- _EXERCISE DIRECTIONS_: What is the number of lines in these entries that contain "xlabel"? State it alone.

>> start LISTED RECORDS

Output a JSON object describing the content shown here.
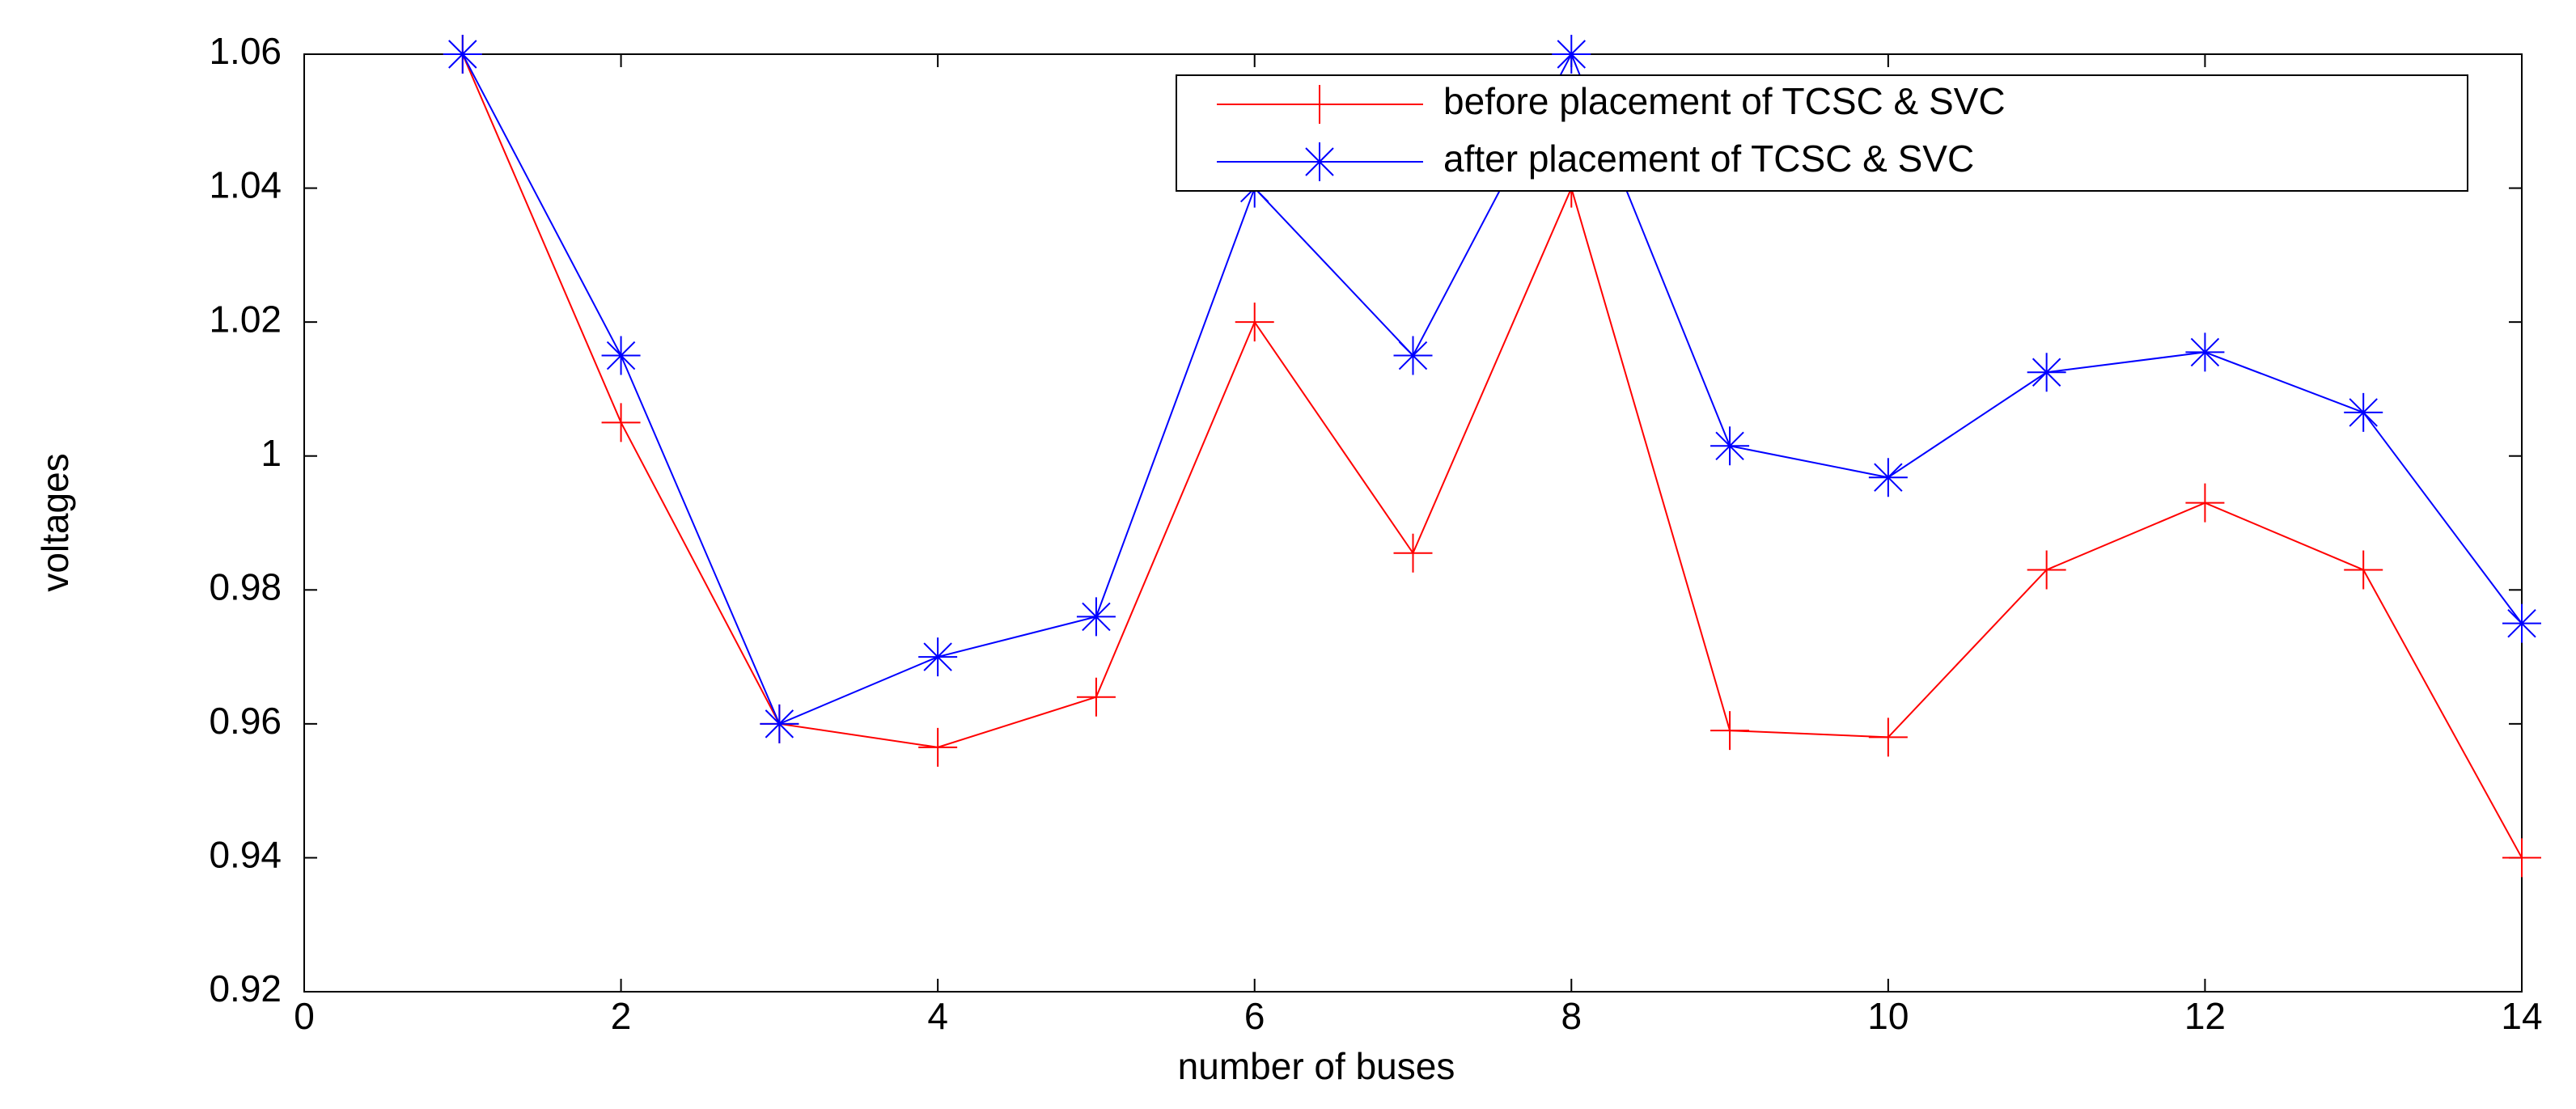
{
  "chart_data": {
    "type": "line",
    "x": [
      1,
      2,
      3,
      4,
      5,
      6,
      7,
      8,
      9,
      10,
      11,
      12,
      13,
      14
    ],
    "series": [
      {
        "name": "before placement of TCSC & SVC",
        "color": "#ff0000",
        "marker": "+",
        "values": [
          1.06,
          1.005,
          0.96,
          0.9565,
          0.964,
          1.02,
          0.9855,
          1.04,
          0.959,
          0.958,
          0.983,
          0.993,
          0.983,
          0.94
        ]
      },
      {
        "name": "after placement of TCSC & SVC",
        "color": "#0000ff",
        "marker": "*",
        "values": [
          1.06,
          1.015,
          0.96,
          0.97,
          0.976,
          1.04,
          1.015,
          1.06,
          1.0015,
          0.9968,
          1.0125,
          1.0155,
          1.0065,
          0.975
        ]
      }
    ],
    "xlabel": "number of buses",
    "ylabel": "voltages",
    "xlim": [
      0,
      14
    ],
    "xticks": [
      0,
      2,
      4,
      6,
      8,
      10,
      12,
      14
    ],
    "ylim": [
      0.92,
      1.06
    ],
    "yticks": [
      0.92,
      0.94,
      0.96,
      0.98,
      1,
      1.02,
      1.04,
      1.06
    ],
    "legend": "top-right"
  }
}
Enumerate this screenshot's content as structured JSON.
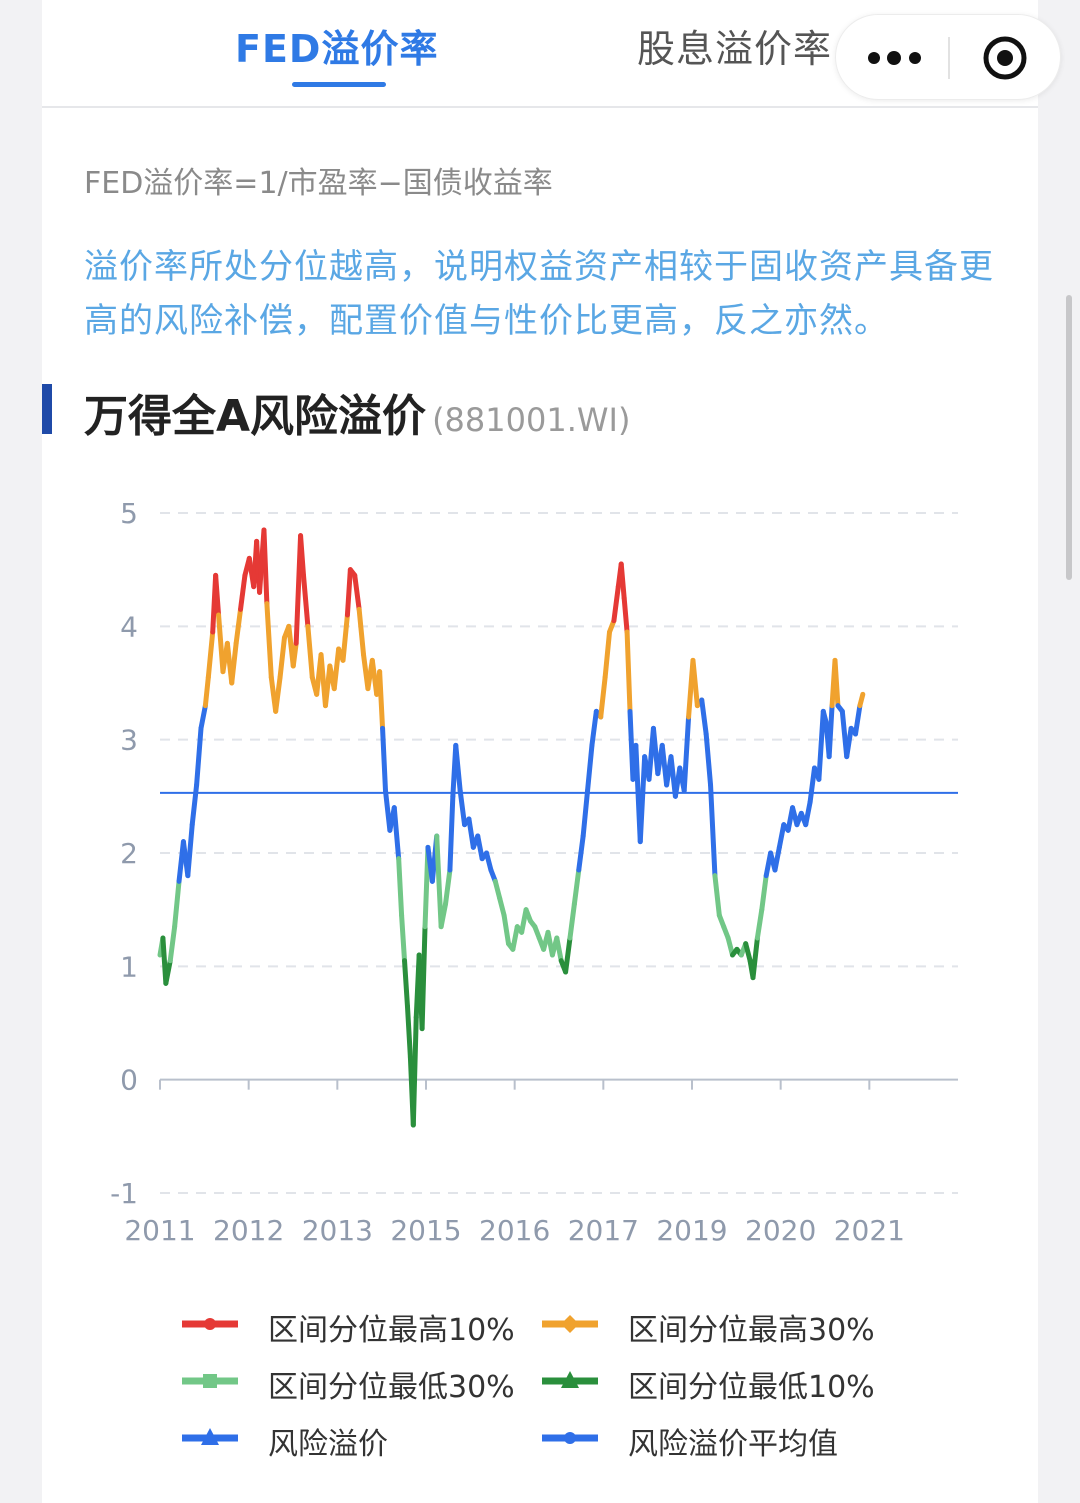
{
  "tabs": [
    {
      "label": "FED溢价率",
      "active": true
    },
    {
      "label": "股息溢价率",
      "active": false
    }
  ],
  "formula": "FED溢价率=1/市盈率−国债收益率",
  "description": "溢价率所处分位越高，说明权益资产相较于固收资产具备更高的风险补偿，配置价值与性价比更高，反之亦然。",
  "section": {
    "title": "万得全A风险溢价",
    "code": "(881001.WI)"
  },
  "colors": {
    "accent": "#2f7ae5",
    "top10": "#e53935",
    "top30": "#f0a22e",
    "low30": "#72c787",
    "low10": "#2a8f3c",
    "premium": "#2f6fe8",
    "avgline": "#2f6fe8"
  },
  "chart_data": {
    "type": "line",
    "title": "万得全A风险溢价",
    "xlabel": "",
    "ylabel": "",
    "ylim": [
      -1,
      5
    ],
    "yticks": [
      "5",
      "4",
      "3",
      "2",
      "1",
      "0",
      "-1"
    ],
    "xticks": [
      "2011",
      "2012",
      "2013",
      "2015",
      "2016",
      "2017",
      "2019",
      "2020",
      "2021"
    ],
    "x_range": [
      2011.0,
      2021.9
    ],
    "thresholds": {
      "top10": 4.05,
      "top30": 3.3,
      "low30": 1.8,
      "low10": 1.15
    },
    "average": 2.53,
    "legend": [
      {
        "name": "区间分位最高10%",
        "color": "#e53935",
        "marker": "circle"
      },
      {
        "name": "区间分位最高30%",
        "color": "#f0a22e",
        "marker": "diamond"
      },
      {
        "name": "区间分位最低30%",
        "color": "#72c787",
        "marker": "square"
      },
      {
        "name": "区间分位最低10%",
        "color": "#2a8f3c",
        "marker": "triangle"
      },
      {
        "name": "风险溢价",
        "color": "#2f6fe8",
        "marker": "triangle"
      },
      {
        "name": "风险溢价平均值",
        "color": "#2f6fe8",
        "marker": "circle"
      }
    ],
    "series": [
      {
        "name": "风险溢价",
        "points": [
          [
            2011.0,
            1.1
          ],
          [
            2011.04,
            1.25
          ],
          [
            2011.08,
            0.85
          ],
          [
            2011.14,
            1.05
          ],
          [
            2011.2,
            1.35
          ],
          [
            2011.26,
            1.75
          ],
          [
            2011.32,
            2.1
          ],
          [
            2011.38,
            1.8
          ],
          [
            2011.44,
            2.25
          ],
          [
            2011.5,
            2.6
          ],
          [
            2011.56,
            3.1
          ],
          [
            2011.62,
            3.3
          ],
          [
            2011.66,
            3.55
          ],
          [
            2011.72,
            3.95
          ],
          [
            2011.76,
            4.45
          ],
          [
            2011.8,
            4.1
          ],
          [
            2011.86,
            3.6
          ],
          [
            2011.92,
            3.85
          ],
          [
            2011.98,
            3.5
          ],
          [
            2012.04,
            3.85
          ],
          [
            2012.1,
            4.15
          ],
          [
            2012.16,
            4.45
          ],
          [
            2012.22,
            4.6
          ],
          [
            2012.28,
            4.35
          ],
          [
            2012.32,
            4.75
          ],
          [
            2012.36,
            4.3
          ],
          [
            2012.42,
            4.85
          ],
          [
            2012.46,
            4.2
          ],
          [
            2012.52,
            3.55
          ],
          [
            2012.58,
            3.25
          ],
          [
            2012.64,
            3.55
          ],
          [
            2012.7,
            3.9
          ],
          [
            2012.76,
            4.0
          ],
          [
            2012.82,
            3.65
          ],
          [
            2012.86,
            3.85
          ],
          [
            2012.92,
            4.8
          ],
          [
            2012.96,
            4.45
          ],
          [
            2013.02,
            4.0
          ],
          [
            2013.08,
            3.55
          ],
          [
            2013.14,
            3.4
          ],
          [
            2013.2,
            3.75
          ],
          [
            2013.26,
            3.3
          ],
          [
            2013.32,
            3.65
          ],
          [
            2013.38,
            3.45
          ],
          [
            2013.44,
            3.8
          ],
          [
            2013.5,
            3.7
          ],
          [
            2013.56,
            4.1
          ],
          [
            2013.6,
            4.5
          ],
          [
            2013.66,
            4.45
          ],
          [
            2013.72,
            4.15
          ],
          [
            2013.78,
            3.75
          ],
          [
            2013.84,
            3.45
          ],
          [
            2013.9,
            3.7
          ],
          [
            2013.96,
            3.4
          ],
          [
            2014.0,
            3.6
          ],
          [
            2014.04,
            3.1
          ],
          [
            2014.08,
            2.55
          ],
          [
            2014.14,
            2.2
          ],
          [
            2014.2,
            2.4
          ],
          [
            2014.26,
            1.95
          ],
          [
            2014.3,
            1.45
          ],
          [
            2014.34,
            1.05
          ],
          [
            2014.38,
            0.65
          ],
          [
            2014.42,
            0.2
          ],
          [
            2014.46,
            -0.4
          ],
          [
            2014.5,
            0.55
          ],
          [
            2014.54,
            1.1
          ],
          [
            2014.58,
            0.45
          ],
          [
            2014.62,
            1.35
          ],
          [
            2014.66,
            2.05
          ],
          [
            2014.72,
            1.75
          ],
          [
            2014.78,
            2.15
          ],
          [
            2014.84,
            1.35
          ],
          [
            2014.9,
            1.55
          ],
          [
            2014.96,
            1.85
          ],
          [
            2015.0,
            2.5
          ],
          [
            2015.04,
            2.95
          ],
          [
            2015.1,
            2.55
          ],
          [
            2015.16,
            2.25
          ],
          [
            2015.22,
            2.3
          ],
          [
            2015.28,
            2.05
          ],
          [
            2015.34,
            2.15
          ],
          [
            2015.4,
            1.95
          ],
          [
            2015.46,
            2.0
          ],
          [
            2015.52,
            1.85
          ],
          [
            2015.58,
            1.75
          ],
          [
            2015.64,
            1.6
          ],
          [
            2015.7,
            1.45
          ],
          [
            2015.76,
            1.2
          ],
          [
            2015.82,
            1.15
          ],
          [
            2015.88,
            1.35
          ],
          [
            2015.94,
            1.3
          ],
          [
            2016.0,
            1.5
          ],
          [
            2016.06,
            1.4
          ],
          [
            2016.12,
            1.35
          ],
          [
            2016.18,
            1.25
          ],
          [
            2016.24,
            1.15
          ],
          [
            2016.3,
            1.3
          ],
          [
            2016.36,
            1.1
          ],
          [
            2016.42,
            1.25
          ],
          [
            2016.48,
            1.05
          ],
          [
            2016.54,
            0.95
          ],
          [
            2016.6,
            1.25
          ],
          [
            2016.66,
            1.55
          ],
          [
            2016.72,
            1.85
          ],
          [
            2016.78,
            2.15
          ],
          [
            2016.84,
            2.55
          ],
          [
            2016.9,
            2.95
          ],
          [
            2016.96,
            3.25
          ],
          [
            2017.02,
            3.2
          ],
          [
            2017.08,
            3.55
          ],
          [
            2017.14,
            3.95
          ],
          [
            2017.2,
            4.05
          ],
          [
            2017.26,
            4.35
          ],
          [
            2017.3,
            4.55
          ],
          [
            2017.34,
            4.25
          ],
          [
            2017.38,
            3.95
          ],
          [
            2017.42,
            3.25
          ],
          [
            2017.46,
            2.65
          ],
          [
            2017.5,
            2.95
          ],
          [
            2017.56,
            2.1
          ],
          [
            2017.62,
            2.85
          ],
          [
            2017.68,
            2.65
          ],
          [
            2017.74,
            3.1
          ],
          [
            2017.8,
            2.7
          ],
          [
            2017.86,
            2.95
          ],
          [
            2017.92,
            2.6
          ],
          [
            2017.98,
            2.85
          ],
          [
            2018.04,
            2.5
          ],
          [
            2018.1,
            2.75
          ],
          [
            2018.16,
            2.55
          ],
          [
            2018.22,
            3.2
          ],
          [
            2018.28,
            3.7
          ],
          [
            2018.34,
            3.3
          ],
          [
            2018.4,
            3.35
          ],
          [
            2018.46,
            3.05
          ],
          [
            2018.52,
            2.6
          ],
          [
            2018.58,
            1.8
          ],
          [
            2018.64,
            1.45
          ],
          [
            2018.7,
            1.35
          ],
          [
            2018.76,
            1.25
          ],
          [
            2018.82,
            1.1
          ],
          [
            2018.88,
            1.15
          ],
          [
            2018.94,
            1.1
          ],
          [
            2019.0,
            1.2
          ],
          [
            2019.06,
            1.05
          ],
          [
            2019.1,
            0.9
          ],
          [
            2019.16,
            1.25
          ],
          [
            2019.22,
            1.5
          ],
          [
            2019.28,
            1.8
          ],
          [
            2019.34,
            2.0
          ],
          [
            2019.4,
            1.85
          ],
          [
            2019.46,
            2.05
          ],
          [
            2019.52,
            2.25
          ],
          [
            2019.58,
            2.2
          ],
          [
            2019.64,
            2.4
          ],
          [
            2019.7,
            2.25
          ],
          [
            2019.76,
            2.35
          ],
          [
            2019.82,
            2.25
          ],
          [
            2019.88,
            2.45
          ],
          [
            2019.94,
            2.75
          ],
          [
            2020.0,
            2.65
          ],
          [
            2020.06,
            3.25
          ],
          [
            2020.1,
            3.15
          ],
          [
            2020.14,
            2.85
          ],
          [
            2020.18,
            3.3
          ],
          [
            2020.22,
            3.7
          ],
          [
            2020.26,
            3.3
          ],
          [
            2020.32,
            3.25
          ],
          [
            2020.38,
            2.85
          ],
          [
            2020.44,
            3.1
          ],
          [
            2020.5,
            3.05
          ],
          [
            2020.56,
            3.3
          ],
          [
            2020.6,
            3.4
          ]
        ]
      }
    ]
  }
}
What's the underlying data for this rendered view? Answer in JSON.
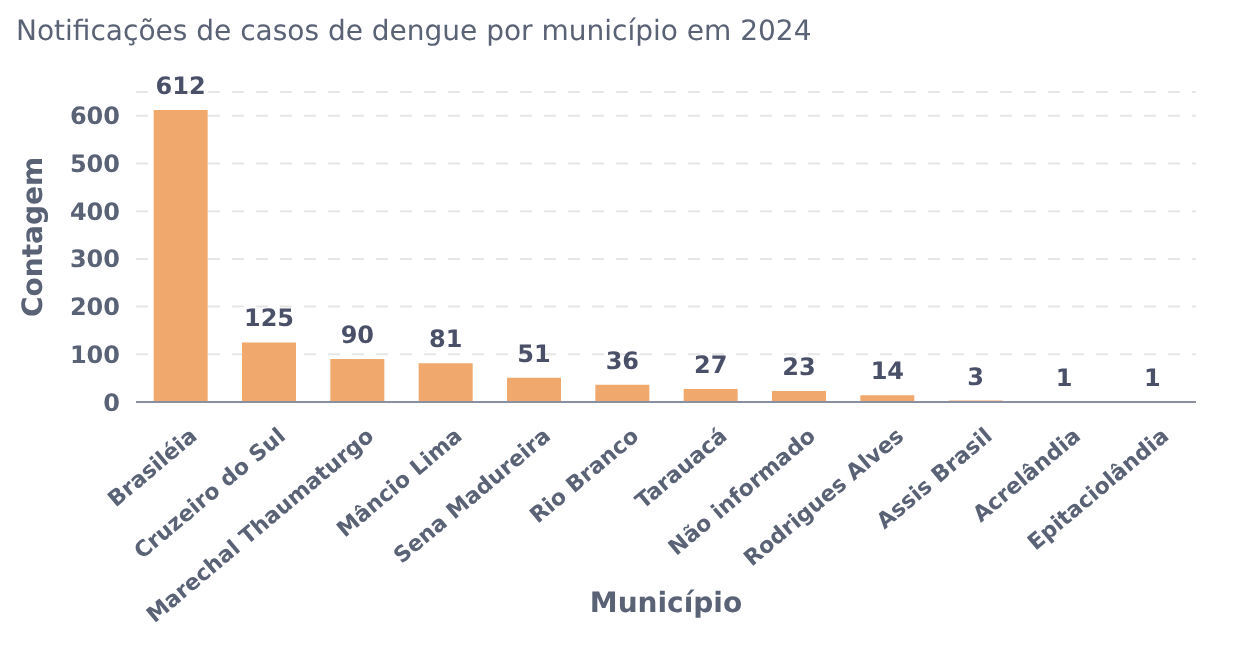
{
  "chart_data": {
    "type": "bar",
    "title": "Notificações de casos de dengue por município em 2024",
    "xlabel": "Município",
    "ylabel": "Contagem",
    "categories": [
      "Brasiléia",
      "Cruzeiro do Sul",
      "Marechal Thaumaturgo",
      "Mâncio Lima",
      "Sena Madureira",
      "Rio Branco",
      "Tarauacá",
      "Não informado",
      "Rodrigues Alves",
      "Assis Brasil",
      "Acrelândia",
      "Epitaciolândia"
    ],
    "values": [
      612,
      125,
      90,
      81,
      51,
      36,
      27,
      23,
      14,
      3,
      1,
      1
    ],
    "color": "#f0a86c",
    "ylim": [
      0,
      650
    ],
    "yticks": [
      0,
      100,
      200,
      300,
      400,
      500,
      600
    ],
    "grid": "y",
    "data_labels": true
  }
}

>> end LISTED RECORDS

- _WRITTEN REPLY_: 3